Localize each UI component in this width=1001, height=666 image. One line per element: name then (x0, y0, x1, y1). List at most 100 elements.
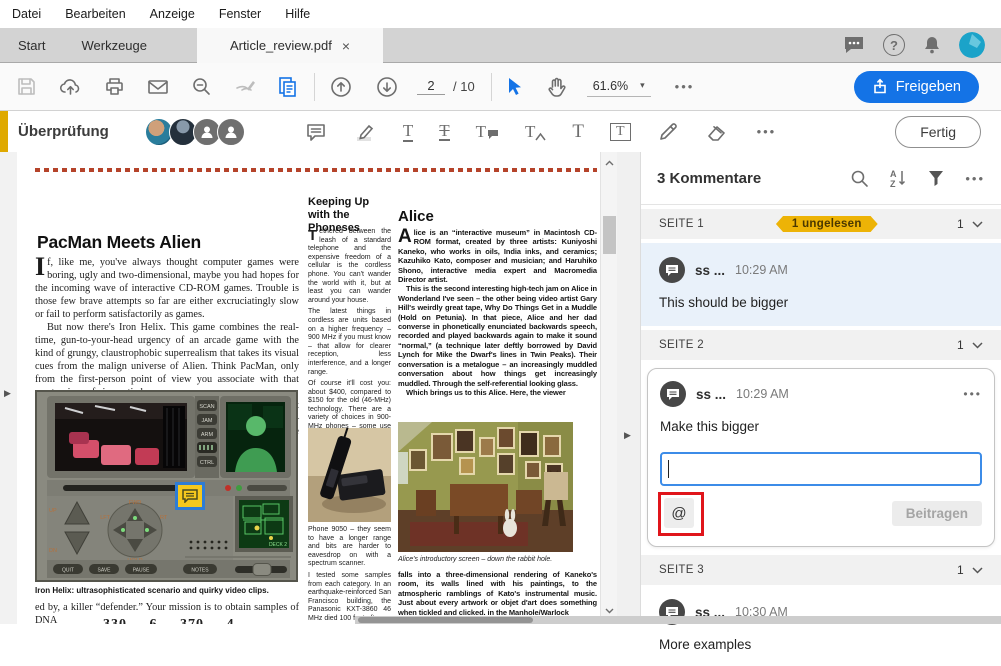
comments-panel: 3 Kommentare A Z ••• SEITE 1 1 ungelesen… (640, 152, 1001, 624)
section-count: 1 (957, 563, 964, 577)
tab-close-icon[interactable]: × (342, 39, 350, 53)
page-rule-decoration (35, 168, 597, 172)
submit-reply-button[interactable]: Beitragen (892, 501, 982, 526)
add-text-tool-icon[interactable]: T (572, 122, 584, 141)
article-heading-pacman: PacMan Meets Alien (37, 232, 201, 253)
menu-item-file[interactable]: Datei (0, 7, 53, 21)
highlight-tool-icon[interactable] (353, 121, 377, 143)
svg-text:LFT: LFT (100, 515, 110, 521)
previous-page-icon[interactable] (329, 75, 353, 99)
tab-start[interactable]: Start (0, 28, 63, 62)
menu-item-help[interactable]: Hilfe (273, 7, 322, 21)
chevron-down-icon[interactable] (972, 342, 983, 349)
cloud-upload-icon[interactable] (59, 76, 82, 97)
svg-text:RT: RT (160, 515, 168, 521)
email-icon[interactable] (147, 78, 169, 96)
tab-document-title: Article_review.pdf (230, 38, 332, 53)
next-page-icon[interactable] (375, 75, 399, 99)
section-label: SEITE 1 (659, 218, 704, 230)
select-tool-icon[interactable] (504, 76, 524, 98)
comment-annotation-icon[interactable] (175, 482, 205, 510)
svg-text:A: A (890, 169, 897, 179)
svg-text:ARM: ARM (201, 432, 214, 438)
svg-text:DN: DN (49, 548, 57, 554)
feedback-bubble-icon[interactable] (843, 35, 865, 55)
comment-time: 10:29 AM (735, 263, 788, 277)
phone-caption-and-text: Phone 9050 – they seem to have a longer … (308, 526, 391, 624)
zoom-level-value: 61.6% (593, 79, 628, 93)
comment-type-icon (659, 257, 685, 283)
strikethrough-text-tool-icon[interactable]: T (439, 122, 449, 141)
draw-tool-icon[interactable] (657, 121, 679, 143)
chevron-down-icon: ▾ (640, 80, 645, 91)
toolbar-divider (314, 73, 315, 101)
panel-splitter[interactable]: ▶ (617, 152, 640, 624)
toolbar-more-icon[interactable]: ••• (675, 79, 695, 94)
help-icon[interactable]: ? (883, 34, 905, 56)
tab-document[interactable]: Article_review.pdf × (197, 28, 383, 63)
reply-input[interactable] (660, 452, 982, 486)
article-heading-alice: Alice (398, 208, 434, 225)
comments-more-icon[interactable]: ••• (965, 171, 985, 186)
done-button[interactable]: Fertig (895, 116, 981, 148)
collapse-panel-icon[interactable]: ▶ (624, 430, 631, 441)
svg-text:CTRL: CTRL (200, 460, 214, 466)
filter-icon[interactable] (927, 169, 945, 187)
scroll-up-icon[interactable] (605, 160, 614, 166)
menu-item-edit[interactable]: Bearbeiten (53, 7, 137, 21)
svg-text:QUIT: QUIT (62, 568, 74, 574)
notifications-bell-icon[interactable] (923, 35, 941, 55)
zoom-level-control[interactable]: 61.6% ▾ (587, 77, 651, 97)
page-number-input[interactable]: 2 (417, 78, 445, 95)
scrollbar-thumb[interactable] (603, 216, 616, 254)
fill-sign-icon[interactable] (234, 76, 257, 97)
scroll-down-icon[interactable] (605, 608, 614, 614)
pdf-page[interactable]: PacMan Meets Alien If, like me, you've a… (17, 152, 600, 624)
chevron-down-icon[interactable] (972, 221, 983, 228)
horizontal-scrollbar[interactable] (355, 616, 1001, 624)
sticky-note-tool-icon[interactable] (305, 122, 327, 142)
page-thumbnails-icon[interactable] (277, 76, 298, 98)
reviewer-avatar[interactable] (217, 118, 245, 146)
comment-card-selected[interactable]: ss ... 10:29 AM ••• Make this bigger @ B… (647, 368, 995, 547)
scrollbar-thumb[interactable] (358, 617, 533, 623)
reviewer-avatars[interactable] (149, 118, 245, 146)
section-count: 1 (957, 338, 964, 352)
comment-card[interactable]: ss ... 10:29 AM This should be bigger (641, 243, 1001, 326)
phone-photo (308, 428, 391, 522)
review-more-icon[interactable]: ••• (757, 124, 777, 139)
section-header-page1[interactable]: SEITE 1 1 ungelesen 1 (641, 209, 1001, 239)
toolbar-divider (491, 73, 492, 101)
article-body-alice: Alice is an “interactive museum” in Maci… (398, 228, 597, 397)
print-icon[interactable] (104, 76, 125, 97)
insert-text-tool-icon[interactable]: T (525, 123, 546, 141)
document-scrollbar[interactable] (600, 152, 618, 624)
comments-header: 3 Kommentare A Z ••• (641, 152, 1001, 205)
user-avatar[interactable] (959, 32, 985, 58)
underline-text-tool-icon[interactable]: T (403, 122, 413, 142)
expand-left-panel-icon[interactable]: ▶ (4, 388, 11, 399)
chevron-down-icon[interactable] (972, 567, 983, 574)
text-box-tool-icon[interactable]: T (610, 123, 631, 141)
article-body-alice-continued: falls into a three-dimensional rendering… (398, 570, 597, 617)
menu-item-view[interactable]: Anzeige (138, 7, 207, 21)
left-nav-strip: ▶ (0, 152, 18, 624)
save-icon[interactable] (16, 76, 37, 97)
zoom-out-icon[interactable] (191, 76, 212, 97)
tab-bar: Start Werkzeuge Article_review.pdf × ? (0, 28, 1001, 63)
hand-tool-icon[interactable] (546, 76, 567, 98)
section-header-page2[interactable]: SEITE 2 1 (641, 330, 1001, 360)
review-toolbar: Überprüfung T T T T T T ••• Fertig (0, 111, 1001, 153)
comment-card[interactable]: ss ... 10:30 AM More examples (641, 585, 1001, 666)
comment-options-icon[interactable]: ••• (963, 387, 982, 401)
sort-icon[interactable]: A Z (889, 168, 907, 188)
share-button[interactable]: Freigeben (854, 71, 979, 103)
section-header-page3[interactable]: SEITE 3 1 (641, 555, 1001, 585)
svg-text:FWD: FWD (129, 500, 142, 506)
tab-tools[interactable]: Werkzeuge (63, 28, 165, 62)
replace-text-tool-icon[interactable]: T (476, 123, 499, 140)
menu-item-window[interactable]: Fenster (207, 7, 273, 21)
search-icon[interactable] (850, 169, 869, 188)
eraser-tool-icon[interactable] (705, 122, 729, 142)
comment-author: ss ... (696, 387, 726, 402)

* * *

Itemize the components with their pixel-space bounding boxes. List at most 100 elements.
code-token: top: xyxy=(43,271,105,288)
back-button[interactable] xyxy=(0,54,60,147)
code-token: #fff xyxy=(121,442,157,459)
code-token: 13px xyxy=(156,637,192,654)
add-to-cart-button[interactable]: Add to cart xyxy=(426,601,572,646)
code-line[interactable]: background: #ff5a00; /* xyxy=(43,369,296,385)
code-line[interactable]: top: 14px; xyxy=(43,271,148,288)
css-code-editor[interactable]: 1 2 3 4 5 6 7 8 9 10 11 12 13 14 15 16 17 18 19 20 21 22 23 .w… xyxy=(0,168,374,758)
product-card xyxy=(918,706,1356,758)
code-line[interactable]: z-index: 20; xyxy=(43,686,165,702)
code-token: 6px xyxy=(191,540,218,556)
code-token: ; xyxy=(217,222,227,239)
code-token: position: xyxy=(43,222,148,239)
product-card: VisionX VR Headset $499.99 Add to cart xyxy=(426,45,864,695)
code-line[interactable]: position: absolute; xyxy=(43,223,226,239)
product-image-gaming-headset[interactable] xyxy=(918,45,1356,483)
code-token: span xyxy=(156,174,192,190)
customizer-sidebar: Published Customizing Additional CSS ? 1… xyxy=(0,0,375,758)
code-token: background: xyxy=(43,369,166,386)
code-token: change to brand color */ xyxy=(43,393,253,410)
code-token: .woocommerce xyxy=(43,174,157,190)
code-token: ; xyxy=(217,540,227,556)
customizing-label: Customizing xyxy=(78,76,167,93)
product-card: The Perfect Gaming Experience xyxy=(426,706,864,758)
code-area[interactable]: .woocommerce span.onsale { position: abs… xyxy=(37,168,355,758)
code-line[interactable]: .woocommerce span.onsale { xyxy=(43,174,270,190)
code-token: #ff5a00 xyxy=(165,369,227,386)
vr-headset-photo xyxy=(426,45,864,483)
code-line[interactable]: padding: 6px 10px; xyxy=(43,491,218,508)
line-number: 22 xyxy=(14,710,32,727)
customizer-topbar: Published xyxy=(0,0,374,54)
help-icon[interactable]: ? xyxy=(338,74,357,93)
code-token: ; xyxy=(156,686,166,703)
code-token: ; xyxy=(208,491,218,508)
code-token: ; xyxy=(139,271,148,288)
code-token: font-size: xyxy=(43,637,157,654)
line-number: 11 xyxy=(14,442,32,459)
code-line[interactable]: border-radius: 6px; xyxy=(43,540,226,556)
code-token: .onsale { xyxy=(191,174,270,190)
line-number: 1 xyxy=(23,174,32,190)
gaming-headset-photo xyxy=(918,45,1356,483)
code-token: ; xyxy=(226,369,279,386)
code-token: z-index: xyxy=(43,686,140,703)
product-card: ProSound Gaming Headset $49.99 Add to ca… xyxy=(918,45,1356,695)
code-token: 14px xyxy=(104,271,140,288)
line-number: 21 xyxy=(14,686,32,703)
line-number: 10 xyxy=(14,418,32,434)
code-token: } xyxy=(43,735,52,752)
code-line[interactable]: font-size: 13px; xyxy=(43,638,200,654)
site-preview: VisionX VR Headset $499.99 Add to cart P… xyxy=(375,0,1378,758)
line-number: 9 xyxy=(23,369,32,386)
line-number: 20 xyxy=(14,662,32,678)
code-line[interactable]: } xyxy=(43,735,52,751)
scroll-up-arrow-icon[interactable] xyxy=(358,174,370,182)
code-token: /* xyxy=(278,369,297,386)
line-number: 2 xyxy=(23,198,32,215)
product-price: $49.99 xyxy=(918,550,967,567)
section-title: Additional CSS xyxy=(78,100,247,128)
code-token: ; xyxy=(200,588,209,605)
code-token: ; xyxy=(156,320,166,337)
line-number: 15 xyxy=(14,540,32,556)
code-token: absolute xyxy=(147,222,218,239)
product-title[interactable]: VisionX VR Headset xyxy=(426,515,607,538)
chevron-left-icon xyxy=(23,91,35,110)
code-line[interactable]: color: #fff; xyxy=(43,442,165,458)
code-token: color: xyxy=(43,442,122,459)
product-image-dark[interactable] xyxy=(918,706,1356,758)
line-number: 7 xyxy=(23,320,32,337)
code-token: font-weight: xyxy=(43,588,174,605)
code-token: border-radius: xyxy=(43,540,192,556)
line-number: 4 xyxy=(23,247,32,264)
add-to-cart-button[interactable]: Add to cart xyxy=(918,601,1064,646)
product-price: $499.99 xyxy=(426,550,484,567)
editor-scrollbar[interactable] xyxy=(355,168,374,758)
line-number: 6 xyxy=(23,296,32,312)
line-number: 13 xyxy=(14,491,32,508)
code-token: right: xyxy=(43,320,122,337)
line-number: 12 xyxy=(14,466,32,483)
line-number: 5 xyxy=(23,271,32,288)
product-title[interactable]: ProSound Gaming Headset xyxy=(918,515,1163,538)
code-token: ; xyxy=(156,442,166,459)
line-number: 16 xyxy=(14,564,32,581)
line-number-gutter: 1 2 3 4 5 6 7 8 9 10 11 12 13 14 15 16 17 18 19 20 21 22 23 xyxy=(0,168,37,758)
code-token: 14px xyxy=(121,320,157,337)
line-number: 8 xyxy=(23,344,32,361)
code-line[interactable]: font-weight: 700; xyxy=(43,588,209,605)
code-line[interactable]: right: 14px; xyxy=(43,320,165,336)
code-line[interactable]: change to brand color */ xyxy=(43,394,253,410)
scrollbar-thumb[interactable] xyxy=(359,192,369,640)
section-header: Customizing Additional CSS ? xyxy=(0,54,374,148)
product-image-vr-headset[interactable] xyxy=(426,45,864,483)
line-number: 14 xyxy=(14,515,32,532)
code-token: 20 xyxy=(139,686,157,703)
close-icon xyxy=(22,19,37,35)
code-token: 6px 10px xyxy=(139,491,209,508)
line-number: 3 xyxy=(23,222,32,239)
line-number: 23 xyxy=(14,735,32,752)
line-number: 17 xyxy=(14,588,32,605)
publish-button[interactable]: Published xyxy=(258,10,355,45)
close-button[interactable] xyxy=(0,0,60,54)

--

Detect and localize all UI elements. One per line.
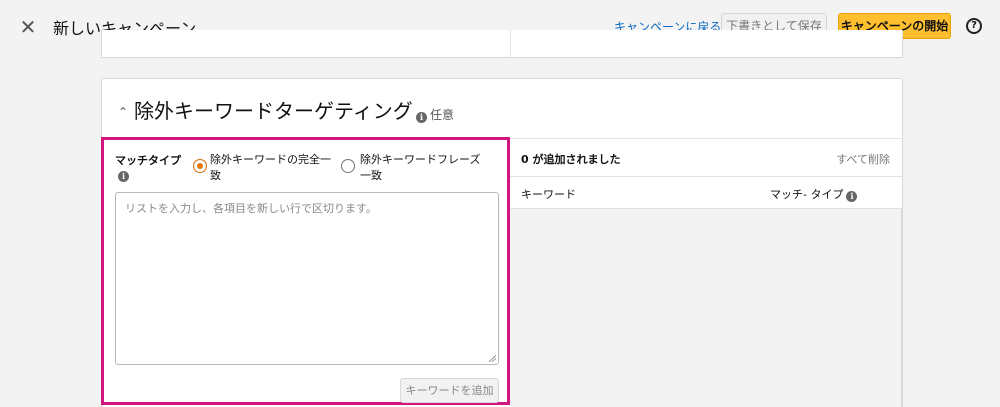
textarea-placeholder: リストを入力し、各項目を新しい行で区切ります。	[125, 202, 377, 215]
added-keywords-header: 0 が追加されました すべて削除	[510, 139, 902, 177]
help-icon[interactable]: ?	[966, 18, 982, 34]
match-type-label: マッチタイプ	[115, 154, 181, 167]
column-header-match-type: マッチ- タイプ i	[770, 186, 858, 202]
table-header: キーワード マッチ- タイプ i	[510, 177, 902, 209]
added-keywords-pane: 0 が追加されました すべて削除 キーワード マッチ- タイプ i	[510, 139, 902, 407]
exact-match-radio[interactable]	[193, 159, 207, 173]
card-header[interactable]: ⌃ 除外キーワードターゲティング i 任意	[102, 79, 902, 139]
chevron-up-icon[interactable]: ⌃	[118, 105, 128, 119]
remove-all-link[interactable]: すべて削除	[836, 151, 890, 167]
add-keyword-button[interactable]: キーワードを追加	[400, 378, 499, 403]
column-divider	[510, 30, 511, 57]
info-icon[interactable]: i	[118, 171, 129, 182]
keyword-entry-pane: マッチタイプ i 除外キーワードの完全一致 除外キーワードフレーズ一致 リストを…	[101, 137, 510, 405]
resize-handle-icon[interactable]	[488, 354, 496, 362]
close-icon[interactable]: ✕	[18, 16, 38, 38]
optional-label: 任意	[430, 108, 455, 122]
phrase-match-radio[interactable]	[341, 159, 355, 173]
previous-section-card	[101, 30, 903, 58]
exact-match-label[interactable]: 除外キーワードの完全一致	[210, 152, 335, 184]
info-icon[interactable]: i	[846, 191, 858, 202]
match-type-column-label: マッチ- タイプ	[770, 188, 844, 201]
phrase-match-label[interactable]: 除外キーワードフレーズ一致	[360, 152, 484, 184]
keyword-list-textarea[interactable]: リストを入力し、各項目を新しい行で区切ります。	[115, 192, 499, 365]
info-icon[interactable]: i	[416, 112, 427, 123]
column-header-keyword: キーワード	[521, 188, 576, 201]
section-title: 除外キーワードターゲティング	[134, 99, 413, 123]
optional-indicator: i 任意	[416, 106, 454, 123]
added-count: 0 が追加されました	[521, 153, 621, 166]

Instruction — Give the rows again, everything from the one containing "202, 377, 215]" down to the one containing "154, 181, 167]", swapping "help-icon" for "question-icon" and leaving everything else unchanged.

Output of the task —
textarea-placeholder: リストを入力し、各項目を新しい行で区切ります。	[125, 202, 377, 215]
added-keywords-header: 0 が追加されました すべて削除	[510, 139, 902, 177]
question-icon[interactable]: ?	[966, 18, 982, 34]
match-type-label: マッチタイプ	[115, 154, 181, 167]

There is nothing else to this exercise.